### TASK TO COMPLETE
Copy out every line containing the word "JSON".

++++ DATA LISTING ++++

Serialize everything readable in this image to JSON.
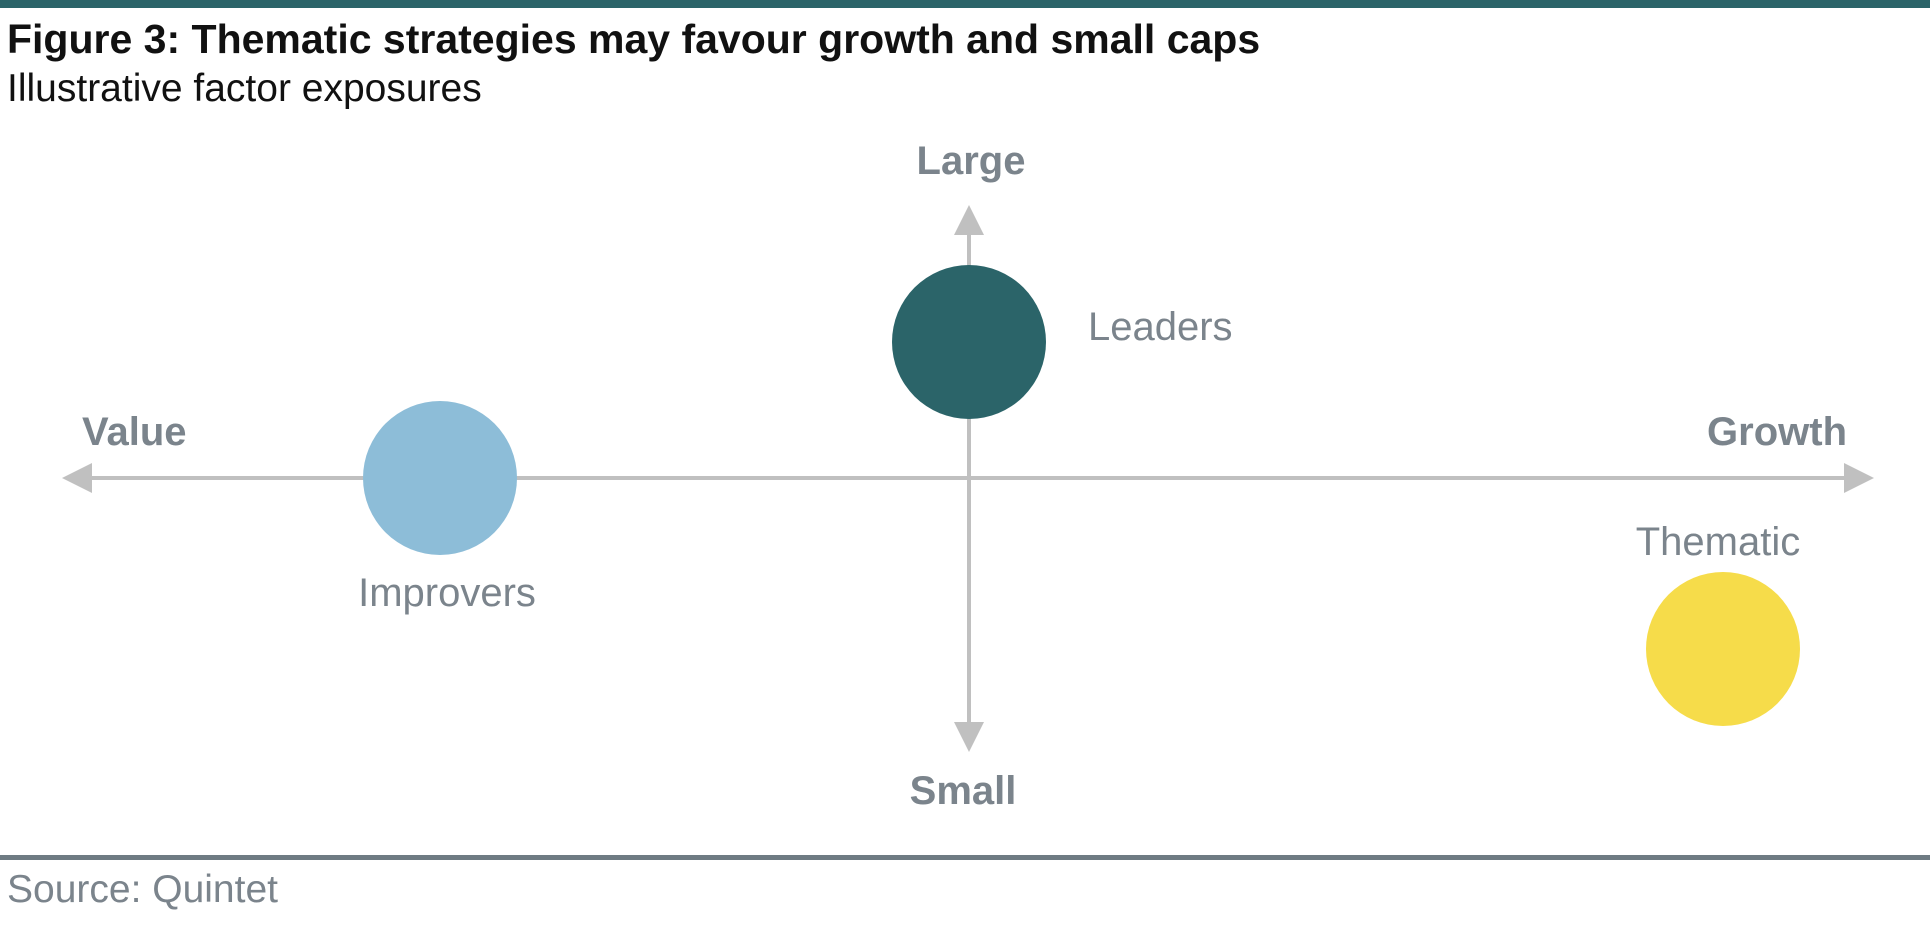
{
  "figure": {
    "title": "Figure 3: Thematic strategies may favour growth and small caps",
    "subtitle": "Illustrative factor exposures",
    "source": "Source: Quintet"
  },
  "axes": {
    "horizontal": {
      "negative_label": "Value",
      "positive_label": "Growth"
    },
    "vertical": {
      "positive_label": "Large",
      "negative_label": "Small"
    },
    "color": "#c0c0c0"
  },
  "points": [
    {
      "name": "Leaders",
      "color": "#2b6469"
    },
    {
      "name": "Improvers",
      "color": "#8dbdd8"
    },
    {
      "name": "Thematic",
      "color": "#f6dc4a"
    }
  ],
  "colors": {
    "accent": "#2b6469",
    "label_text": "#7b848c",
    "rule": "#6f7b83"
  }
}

++++
++++ DATA LISTING ++++

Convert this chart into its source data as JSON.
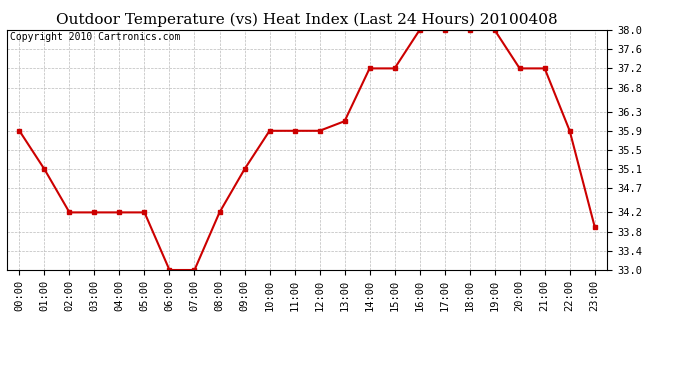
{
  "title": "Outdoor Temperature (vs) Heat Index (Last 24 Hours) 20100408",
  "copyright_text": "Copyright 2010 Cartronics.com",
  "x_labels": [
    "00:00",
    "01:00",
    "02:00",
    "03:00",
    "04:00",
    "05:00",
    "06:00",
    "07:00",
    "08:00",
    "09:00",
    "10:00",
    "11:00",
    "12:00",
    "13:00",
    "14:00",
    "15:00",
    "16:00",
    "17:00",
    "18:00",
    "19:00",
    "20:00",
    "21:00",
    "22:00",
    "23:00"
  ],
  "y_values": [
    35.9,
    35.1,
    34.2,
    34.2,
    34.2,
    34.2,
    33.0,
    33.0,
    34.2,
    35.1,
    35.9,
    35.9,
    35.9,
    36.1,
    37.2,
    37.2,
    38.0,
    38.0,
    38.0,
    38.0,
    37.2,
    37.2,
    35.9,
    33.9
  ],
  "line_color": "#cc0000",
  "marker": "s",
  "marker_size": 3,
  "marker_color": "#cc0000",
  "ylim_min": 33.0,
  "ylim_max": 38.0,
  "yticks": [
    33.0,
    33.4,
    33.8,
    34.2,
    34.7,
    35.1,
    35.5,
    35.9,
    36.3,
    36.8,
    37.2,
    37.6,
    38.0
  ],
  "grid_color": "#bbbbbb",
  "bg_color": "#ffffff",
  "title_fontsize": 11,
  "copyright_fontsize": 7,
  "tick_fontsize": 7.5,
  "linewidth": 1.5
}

++++

### FINAL RESULT
Serialize everything readable in this image to JSON.
Convert this chart into its source data as JSON.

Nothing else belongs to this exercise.